§ What the task requires:
Extract all lines in the data that contain the word "fraction".

§ Exercise inputs:
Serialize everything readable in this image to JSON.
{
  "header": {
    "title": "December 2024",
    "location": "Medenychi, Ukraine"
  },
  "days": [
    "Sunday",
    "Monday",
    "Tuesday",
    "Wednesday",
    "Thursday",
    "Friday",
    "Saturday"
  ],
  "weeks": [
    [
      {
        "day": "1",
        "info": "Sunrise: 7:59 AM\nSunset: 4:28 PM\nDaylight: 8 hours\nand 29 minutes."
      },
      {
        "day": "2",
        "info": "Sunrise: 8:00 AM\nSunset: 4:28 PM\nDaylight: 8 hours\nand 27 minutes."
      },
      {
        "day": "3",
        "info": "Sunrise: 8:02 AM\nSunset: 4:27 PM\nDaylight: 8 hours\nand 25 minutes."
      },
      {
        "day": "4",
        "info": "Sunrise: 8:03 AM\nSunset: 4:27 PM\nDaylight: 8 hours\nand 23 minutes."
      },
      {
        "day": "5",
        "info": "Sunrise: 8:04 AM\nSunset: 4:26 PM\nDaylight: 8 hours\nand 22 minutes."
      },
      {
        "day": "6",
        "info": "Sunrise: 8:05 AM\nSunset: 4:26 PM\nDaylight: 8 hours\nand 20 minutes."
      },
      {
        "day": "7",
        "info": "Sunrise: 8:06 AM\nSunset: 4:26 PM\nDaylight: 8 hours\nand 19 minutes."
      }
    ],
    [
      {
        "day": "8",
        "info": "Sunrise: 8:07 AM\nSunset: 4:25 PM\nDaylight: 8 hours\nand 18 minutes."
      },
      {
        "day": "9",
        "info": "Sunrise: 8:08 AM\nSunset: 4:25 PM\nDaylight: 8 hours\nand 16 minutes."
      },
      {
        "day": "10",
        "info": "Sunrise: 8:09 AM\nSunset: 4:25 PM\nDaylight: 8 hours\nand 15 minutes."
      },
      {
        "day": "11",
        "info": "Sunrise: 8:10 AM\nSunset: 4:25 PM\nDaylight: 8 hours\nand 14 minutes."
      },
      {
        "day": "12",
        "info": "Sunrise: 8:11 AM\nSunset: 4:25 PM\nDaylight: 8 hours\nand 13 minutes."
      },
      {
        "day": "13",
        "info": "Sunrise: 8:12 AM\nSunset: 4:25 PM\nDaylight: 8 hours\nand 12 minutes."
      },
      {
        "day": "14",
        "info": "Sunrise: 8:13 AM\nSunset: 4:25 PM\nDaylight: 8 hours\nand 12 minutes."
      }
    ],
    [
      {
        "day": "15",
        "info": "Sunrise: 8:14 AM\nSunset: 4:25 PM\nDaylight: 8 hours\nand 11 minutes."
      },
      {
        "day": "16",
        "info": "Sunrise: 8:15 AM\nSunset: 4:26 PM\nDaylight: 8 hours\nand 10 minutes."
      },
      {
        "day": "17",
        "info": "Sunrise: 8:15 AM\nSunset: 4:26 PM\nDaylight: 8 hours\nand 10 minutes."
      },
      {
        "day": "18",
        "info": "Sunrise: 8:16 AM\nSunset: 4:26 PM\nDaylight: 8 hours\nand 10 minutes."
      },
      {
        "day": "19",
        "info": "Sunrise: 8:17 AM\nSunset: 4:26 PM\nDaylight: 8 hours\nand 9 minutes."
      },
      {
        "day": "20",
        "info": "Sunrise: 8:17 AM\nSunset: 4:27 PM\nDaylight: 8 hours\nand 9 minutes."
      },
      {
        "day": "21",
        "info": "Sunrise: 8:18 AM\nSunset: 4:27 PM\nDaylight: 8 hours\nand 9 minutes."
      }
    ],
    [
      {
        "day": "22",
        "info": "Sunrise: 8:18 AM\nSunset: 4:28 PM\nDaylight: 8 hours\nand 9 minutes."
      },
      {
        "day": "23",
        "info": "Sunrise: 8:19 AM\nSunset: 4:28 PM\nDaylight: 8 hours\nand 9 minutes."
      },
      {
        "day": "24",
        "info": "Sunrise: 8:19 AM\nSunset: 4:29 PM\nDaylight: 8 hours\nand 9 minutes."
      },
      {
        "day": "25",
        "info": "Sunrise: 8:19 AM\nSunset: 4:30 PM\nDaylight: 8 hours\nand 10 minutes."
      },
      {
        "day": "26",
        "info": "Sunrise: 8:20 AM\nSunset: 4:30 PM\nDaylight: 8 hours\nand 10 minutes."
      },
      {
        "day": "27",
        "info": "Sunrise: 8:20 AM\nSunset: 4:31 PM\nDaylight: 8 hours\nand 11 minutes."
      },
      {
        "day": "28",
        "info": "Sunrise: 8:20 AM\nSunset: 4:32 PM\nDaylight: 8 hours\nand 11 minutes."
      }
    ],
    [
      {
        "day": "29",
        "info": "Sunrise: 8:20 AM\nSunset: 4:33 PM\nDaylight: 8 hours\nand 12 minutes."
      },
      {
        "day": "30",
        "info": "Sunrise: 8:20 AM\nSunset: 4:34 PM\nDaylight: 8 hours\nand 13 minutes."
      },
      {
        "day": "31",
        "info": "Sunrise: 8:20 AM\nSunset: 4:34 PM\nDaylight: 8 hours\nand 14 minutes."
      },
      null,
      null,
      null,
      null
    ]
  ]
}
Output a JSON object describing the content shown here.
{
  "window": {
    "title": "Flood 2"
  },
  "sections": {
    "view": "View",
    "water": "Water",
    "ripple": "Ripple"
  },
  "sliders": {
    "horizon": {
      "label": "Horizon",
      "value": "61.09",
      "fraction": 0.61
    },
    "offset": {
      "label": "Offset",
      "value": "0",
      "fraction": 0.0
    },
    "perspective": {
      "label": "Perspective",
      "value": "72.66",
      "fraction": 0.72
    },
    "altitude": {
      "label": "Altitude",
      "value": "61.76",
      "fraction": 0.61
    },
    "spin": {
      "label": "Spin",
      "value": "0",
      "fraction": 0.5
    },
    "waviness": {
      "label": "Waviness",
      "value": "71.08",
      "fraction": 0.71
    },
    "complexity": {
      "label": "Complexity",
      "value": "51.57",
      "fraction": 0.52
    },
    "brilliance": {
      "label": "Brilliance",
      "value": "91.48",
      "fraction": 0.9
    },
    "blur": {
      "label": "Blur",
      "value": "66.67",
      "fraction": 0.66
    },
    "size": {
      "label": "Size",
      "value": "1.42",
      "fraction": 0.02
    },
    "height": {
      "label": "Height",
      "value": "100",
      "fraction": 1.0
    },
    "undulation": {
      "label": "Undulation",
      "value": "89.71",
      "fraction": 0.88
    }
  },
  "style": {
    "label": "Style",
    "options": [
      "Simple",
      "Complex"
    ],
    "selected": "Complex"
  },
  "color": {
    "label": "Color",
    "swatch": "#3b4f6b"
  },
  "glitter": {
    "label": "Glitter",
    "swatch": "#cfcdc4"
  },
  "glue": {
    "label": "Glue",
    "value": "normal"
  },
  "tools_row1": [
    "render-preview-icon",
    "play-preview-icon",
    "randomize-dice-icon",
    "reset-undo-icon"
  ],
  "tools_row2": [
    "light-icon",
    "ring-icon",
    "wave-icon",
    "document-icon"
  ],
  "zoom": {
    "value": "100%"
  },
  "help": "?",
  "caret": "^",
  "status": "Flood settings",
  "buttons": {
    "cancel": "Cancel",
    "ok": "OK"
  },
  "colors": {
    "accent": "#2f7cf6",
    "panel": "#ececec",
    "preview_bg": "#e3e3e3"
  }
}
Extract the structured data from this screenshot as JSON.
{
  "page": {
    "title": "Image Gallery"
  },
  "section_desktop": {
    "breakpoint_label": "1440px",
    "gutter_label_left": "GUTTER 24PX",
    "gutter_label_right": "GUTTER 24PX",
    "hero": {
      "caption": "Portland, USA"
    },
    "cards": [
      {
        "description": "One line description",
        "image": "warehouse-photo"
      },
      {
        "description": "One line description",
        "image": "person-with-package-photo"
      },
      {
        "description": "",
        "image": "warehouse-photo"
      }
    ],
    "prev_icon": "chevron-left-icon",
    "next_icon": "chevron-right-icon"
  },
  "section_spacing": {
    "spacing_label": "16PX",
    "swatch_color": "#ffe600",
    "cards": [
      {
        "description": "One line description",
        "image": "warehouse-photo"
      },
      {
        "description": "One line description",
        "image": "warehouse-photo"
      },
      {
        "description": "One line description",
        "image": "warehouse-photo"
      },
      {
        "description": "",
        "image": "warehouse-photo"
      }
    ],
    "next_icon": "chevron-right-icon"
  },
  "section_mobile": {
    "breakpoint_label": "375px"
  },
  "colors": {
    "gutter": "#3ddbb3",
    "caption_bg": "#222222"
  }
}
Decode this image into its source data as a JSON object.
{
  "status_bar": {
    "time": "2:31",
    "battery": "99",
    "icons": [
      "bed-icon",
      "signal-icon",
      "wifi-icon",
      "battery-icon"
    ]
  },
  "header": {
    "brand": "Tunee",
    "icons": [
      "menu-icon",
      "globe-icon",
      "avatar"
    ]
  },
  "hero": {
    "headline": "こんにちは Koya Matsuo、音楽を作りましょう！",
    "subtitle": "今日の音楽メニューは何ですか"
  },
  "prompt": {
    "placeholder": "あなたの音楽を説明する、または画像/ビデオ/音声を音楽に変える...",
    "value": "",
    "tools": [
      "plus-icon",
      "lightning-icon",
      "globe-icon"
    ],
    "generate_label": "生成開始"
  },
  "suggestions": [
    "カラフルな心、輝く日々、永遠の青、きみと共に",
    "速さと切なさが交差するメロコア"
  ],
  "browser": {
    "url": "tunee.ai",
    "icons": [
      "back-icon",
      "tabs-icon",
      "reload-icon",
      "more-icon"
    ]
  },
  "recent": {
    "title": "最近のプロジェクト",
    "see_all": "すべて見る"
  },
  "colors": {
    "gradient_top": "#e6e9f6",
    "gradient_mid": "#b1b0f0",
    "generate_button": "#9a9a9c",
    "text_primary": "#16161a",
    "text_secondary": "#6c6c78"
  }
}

§ Response:
      "fraction": 0.61
      "fraction": 0.0
      "fraction": 0.72
      "fraction": 0.61
      "fraction": 0.5
      "fraction": 0.71
      "fraction": 0.52
      "fraction": 0.9
      "fraction": 0.66
      "fraction": 0.02
      "fraction": 1.0
      "fraction": 0.88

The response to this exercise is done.